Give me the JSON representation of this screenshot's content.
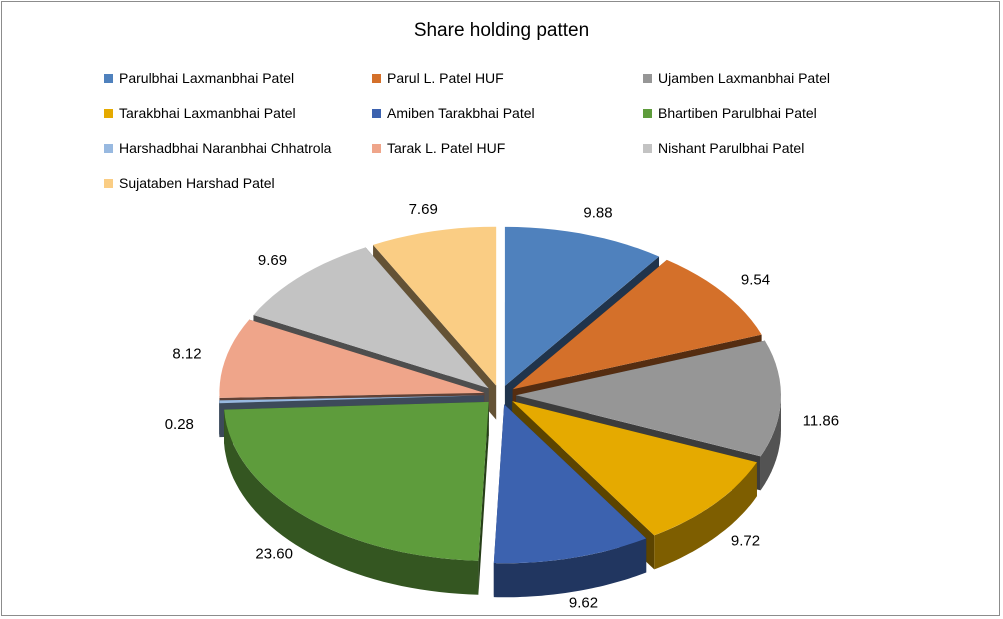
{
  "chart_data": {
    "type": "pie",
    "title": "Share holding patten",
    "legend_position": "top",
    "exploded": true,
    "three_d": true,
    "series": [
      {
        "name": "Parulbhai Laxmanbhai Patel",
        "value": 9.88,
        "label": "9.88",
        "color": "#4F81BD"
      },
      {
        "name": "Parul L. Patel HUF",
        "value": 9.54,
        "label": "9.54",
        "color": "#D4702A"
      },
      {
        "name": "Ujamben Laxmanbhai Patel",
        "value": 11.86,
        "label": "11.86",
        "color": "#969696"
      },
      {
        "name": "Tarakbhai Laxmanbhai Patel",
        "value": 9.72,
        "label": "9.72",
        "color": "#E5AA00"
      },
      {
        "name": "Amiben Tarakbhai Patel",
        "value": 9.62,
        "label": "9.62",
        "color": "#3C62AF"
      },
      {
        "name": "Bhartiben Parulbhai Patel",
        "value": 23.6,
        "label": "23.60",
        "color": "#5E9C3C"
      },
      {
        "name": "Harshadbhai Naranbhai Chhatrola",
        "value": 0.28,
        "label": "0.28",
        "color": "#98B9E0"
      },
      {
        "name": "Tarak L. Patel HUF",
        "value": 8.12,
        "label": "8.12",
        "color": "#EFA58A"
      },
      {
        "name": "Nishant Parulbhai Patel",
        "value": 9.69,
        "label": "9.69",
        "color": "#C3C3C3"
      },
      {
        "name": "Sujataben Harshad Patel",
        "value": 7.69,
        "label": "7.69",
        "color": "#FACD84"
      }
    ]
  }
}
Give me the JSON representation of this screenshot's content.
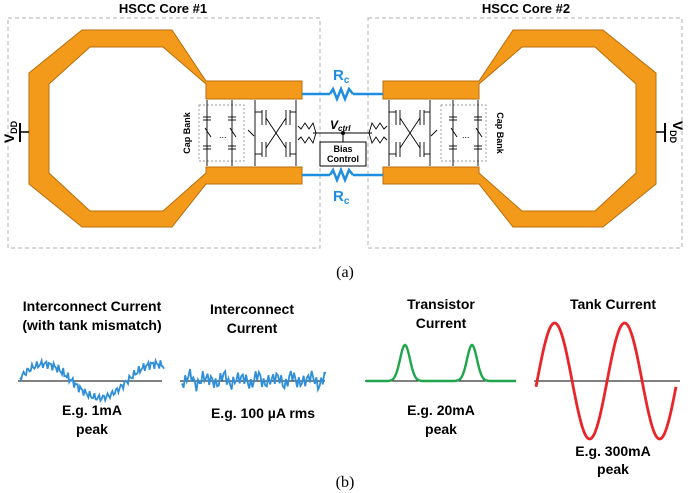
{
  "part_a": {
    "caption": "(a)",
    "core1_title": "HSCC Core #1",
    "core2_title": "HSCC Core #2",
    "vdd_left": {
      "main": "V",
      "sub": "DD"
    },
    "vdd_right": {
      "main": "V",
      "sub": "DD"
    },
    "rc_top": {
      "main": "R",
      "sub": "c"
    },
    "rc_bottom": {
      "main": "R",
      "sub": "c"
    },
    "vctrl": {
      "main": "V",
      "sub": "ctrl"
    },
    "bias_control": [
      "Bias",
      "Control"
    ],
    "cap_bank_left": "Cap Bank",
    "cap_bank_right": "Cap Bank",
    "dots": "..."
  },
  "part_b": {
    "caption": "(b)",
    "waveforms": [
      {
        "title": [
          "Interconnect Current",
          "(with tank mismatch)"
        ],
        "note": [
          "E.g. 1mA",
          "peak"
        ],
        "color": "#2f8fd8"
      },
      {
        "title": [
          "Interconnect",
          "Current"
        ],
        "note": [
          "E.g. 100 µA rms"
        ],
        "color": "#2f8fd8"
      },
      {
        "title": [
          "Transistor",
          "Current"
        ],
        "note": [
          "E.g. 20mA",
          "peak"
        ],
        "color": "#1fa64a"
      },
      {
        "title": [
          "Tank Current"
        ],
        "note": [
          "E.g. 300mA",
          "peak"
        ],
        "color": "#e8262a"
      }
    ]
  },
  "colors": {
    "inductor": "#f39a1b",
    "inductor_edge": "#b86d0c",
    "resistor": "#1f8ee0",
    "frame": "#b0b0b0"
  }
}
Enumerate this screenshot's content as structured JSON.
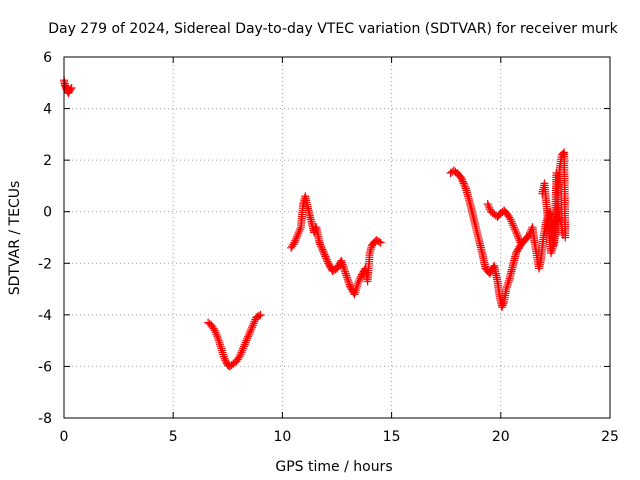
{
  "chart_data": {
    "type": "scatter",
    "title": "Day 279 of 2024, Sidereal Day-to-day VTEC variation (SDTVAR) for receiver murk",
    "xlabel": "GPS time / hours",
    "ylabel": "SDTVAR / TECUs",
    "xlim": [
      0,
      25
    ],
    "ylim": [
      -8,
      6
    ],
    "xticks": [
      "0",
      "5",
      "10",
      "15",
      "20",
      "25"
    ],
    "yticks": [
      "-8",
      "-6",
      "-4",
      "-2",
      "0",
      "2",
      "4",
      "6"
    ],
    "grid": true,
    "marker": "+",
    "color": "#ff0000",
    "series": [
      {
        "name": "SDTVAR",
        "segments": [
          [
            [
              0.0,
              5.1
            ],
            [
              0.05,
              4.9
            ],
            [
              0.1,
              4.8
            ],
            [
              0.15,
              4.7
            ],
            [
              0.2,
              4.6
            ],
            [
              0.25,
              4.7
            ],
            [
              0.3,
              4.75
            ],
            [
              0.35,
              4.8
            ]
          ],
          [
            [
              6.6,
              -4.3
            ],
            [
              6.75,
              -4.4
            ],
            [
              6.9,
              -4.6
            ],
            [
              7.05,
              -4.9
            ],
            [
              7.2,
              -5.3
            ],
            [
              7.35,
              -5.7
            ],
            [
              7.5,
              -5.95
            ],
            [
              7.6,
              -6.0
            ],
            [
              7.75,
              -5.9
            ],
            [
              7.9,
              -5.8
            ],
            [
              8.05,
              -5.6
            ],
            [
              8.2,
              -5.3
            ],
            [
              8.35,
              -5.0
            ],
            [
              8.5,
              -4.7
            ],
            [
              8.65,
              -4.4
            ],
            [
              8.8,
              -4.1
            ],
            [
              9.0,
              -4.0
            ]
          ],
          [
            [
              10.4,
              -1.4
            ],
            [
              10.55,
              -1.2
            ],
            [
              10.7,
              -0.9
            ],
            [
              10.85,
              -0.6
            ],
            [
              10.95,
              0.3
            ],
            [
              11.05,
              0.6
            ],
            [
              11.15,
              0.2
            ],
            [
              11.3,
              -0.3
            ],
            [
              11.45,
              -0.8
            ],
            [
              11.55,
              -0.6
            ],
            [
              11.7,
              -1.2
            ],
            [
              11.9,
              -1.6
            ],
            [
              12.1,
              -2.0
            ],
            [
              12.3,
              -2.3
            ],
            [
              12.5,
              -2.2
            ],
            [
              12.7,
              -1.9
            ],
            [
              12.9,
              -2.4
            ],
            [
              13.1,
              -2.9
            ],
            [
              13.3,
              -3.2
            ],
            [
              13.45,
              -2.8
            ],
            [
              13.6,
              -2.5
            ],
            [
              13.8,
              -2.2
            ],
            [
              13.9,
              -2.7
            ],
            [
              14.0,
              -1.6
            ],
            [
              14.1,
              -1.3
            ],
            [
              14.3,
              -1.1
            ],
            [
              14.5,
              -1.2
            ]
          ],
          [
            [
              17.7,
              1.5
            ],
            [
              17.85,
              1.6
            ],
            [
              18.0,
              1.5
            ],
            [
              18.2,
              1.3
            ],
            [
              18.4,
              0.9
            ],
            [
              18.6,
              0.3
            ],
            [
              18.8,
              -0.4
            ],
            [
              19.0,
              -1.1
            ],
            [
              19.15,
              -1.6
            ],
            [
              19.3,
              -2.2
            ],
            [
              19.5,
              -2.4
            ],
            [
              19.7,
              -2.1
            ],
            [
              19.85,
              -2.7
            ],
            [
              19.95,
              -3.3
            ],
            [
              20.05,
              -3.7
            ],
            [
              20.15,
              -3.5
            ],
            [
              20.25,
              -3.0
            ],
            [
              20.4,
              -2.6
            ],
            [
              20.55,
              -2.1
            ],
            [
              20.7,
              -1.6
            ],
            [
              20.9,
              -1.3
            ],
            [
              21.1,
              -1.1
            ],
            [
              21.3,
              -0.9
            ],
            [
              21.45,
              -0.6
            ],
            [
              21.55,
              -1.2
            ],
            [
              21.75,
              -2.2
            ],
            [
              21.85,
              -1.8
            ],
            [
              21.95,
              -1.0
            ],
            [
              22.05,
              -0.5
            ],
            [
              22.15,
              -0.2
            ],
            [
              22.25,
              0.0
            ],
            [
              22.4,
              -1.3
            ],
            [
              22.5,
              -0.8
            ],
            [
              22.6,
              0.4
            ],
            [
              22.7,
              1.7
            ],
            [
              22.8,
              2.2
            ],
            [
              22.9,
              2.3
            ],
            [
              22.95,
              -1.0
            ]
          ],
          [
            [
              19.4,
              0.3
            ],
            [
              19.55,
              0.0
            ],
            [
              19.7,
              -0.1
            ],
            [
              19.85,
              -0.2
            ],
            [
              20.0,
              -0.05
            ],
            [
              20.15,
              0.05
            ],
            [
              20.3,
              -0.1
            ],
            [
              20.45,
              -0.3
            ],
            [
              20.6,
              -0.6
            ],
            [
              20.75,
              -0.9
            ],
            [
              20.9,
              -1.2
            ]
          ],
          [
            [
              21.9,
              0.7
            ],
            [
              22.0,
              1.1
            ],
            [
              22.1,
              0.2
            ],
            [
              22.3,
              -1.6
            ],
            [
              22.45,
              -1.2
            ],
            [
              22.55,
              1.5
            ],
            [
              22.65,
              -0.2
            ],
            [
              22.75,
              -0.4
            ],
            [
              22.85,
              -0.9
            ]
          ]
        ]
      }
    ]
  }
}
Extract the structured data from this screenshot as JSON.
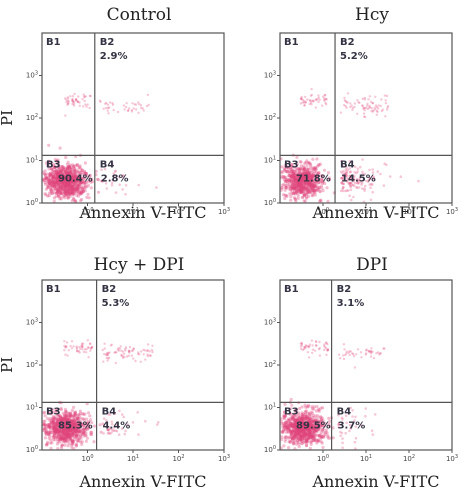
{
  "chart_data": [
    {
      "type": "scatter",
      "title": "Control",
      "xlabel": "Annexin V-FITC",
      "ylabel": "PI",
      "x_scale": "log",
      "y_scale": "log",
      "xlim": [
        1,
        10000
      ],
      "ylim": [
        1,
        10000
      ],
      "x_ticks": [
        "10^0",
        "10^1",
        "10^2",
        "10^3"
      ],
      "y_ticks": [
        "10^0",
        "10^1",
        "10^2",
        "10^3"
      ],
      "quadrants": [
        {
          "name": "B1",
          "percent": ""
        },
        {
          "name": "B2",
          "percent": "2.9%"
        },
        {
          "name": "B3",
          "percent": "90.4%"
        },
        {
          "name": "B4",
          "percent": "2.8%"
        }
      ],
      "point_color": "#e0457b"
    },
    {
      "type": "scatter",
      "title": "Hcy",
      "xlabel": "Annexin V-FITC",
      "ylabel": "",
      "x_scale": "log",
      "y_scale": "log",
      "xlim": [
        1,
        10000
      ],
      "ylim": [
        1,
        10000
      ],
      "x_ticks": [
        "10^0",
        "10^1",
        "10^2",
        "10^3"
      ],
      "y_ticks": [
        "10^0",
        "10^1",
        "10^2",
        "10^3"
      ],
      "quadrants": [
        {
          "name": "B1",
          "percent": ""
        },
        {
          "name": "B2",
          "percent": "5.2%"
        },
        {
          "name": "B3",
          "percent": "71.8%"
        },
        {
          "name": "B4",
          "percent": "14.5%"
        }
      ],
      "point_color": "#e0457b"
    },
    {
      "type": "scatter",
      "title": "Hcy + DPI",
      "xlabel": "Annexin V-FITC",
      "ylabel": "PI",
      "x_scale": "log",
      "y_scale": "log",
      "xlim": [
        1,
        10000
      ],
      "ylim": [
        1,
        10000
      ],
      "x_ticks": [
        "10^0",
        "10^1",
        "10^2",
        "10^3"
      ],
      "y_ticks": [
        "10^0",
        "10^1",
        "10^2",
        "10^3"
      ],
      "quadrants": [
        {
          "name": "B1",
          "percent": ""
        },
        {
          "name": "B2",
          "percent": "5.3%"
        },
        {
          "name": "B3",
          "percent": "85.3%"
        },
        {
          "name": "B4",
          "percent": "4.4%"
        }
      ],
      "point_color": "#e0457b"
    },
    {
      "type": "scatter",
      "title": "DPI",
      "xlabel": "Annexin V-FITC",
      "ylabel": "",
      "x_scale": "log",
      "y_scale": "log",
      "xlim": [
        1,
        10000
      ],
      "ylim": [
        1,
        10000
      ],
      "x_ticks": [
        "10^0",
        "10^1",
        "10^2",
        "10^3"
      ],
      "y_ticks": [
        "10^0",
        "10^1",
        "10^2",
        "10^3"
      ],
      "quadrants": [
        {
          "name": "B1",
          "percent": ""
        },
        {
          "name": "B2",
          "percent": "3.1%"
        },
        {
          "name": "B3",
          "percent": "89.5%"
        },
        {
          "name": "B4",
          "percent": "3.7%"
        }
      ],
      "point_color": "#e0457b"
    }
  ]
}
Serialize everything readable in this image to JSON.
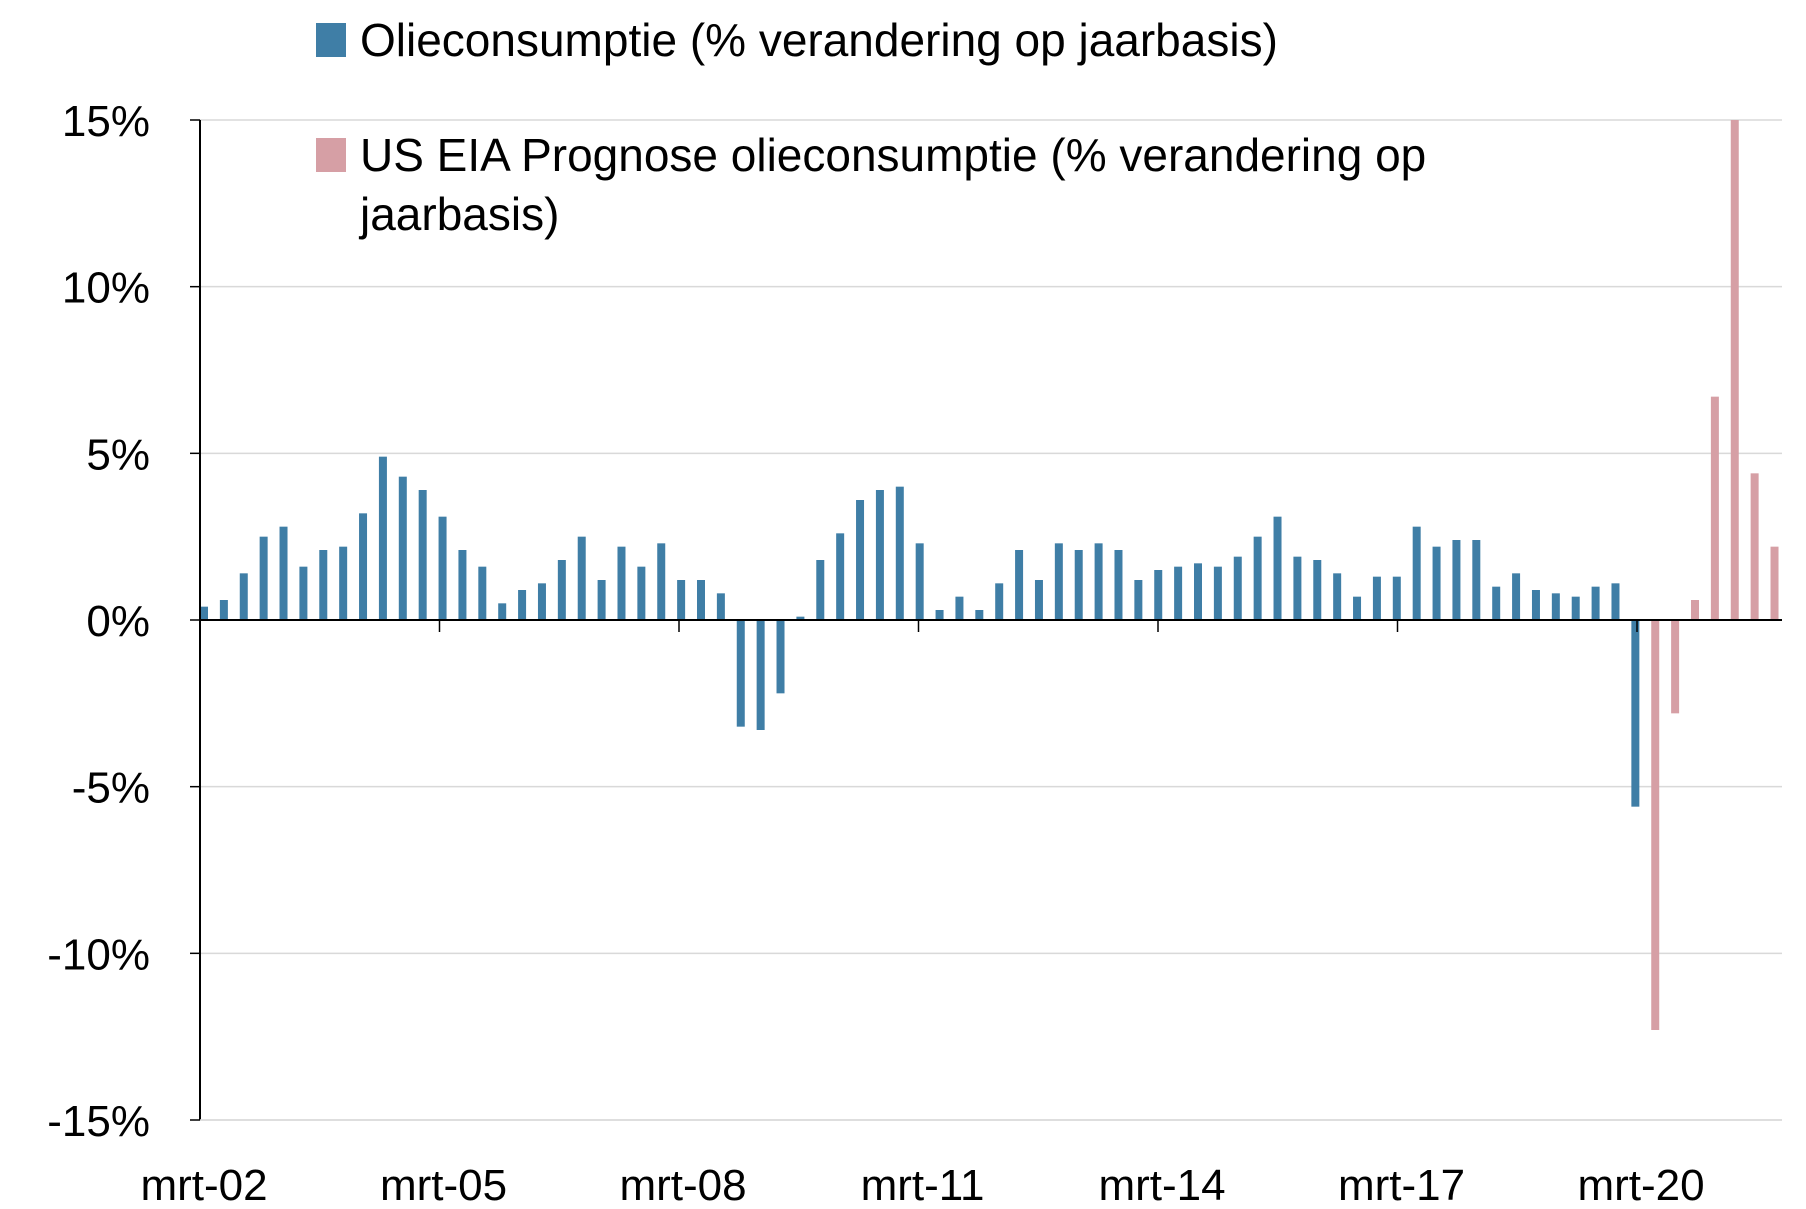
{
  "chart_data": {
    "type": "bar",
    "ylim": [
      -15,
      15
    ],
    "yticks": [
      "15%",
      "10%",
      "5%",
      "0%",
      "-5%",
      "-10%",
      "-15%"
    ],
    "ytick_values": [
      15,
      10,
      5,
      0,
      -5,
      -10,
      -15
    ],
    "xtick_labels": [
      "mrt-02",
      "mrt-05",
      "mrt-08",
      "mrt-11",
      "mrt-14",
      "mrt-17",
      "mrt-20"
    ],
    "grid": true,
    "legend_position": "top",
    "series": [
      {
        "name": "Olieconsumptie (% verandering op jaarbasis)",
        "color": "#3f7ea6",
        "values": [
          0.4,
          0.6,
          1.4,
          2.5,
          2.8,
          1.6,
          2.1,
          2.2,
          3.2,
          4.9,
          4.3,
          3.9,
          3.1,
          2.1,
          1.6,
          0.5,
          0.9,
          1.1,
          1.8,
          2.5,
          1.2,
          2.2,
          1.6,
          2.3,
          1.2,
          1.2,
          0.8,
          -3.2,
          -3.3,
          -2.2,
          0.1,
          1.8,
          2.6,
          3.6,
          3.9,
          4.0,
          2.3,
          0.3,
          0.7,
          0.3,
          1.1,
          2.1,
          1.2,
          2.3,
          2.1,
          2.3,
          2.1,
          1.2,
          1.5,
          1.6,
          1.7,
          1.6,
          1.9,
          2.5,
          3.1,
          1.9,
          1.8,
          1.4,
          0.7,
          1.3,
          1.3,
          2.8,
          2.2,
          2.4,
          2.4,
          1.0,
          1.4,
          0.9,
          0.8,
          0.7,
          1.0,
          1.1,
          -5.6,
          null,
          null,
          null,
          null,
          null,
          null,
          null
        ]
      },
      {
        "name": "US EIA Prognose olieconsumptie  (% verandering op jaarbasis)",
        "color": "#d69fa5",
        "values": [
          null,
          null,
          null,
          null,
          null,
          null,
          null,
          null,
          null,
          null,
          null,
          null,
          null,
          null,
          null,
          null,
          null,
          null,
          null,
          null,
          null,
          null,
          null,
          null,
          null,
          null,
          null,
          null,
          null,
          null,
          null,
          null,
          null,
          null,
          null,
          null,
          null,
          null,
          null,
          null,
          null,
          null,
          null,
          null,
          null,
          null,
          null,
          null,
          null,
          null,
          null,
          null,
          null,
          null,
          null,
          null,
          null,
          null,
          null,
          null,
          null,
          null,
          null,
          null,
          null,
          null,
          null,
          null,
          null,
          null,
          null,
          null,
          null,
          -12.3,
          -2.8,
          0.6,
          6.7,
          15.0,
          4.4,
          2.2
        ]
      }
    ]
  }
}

# PROBLEM REQUIREMENTS
Pick each line holding the word "Patel" out of the data and copy it.

# RESPONSE TO THIS TASK
        "name": "Parulbhai Laxmanbhai Patel",
        "name": "Parul L. Patel HUF",
        "name": "Ujamben Laxmanbhai Patel",
        "name": "Tarakbhai Laxmanbhai Patel",
        "name": "Amiben Tarakbhai Patel",
        "name": "Bhartiben Parulbhai Patel",
        "name": "Tarak L. Patel HUF",
        "name": "Nishant Parulbhai Patel",
        "name": "Sujataben Harshad Patel",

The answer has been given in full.